• _Dataset entries on figures_
*-*-*

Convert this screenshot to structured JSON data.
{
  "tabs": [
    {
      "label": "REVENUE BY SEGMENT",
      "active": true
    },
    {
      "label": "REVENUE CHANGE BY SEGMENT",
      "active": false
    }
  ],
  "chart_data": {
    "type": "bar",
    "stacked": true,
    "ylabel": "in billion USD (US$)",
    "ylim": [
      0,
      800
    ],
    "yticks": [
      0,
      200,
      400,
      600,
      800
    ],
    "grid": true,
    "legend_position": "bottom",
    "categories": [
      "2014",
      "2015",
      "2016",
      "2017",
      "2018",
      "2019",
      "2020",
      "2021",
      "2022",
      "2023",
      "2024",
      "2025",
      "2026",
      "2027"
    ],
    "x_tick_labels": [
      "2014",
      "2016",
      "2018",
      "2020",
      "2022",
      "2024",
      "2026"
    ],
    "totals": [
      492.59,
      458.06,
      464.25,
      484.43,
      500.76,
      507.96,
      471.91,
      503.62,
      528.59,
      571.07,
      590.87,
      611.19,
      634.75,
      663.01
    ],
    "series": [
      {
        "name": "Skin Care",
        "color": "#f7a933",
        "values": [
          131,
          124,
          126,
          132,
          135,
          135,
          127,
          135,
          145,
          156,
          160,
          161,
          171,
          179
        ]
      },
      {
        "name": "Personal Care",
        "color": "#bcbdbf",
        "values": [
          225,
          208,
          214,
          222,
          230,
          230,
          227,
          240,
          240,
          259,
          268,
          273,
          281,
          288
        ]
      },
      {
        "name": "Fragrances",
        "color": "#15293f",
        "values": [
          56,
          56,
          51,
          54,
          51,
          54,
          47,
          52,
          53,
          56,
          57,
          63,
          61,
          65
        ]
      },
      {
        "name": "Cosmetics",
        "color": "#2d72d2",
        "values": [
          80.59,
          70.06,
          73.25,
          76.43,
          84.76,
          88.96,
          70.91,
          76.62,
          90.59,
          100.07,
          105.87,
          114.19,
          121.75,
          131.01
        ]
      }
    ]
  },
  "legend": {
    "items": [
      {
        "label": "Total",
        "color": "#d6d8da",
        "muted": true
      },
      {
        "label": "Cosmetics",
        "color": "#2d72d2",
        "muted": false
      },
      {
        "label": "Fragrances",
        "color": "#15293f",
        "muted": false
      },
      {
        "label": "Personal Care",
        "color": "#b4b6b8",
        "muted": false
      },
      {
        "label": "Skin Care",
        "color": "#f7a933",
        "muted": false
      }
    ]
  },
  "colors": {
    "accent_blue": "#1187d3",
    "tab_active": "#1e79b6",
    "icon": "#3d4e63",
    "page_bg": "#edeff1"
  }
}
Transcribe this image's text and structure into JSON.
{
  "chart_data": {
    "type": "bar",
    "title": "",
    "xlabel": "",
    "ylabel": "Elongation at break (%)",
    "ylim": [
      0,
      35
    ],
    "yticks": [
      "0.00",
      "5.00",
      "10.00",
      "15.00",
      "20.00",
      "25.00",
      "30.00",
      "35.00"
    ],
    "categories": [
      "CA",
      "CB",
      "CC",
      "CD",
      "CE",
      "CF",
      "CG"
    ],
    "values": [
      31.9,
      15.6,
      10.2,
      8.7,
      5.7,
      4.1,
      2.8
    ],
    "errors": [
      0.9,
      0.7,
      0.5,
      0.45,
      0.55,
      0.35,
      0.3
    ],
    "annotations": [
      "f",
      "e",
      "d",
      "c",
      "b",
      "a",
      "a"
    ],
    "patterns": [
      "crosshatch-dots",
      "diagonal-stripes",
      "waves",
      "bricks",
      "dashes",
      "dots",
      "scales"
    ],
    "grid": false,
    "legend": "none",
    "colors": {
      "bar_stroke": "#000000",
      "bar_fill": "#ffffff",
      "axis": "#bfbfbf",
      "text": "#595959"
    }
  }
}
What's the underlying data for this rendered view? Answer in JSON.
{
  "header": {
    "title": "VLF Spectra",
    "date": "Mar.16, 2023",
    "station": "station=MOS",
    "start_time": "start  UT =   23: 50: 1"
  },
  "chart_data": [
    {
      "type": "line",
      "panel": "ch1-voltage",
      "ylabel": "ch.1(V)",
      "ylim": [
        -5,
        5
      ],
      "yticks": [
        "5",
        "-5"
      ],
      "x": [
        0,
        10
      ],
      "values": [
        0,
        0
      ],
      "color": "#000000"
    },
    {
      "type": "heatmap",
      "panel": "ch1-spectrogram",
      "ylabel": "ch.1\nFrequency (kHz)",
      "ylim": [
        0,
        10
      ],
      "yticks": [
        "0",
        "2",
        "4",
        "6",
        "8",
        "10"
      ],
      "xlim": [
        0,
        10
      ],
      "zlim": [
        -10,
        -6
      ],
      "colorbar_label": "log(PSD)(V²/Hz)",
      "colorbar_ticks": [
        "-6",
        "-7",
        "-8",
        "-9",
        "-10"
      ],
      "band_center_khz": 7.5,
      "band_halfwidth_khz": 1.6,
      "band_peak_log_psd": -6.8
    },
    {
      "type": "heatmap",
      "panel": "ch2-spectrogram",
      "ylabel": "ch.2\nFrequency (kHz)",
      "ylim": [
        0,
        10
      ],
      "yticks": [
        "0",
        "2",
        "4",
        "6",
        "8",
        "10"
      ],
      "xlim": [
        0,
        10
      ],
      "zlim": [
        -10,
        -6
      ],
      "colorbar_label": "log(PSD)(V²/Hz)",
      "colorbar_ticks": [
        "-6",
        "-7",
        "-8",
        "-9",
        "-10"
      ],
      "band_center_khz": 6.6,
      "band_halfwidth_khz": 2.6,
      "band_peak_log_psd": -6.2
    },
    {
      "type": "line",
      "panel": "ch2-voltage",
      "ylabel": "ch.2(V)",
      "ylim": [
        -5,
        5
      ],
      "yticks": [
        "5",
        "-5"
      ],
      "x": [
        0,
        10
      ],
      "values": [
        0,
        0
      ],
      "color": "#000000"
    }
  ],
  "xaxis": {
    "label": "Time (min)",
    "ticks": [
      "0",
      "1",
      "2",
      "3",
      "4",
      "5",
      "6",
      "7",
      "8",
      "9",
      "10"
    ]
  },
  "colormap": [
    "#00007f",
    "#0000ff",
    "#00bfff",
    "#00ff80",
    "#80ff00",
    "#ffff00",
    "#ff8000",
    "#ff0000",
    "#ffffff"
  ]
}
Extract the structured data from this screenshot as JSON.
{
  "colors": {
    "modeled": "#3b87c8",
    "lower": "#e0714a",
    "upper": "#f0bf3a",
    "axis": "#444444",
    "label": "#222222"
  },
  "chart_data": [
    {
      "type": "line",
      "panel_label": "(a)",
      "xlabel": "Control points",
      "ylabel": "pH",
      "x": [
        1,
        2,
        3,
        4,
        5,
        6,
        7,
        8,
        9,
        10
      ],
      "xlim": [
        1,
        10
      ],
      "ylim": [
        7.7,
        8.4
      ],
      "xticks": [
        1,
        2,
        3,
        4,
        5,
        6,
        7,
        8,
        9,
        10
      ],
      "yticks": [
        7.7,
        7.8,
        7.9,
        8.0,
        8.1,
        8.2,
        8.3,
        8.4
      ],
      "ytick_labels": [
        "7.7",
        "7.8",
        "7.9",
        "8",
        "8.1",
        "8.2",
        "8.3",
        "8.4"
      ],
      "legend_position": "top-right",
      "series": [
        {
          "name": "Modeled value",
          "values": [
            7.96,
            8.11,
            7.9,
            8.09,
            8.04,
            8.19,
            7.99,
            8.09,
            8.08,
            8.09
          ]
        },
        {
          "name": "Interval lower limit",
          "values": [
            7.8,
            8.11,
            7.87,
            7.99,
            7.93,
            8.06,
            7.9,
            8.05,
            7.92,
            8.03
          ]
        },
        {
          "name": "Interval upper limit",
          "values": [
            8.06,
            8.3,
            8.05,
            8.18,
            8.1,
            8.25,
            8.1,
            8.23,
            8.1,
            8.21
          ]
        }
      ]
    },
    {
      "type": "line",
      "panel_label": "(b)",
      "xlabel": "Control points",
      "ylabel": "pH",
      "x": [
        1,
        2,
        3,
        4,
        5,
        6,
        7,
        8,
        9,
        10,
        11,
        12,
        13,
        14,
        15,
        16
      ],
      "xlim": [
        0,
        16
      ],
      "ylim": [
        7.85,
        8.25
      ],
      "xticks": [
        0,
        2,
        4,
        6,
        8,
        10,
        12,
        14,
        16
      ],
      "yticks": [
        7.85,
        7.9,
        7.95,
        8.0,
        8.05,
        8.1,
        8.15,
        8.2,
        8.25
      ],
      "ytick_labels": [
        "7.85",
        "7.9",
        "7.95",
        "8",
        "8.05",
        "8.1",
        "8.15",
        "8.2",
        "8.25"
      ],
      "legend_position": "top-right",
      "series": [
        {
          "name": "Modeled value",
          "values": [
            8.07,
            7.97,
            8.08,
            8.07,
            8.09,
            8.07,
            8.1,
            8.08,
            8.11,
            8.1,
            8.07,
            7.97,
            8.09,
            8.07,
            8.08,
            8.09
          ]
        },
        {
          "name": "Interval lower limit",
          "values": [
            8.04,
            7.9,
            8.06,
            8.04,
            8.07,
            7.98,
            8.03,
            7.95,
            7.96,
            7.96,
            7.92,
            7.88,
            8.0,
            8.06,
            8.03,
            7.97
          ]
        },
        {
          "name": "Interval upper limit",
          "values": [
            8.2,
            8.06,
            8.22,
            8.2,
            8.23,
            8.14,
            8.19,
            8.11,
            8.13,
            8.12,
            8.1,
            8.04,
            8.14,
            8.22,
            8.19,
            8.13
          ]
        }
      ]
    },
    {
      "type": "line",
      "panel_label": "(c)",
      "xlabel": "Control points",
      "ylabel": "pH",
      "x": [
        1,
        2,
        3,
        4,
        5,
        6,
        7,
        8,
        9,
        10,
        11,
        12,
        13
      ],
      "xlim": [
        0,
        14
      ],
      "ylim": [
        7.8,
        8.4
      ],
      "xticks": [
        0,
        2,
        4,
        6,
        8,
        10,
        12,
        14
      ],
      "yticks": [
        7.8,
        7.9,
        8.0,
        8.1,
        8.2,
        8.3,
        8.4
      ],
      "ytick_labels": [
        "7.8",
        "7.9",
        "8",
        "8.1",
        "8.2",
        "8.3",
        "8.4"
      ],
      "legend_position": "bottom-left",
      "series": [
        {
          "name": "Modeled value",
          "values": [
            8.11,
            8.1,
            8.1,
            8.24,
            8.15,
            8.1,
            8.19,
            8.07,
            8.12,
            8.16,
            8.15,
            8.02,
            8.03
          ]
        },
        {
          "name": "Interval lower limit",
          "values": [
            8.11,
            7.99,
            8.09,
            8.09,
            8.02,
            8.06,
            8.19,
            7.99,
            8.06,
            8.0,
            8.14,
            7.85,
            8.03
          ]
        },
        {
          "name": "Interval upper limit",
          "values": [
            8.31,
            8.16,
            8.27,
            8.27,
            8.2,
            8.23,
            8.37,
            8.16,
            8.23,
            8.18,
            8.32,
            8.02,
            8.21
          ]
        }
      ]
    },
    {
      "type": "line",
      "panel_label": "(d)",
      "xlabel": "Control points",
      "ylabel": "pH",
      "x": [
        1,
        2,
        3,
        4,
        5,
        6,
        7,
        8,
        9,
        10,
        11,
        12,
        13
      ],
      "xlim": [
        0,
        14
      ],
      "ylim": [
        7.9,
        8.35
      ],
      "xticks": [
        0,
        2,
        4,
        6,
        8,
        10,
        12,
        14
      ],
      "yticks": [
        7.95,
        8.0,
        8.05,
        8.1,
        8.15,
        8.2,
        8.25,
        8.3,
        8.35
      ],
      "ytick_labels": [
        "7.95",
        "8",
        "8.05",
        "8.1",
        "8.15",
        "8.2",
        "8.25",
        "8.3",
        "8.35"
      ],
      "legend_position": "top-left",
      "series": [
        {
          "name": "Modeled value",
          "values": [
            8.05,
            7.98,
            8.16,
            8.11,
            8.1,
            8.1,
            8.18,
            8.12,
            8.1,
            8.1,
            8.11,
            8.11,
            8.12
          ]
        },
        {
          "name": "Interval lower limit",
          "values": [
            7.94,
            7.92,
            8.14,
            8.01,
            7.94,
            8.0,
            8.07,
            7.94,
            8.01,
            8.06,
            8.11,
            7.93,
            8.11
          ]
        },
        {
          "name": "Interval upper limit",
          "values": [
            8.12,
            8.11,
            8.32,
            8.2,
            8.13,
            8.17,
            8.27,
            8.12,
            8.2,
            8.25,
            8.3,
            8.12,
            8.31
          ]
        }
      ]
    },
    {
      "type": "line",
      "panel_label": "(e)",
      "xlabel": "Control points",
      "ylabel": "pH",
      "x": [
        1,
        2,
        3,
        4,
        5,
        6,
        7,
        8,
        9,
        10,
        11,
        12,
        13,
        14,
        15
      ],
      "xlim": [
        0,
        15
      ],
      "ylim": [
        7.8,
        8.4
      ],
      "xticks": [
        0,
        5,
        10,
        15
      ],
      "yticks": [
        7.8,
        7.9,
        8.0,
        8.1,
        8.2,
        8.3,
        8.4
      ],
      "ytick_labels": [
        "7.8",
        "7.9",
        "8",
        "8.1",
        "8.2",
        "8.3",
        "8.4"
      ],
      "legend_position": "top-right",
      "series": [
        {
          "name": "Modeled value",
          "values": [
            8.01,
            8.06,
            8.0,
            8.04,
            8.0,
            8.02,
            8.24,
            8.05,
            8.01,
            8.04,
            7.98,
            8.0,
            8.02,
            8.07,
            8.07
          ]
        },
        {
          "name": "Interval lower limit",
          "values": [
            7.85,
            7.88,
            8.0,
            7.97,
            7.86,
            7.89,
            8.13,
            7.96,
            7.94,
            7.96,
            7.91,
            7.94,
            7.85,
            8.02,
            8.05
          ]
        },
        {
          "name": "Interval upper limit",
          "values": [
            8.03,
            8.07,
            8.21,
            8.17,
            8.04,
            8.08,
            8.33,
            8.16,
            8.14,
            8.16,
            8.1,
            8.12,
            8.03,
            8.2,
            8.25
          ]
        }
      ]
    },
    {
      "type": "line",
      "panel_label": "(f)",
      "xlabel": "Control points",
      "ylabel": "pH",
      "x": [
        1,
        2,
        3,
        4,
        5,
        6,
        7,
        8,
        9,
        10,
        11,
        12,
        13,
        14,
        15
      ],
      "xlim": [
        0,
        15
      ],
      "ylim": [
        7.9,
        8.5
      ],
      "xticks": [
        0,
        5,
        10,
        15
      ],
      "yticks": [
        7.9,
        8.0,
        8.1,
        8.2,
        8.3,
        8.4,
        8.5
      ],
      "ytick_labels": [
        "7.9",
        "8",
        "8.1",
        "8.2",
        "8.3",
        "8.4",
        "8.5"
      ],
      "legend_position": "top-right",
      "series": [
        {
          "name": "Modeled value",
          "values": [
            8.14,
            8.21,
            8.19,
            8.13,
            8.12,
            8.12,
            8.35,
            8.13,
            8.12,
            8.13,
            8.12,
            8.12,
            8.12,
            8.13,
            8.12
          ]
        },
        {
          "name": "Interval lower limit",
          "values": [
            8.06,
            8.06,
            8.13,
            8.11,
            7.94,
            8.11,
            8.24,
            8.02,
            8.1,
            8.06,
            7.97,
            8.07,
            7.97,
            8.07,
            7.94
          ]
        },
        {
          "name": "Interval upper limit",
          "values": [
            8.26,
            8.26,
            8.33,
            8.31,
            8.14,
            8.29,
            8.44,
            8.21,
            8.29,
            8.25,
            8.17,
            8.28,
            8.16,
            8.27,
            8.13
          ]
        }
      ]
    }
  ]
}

*-*-*

• _What needs to be done_
Copy every line of the records above that contains "text".

• _Solution for this exercise_
Transcribe this image's text and structure into JSON.
      "text": "#595959"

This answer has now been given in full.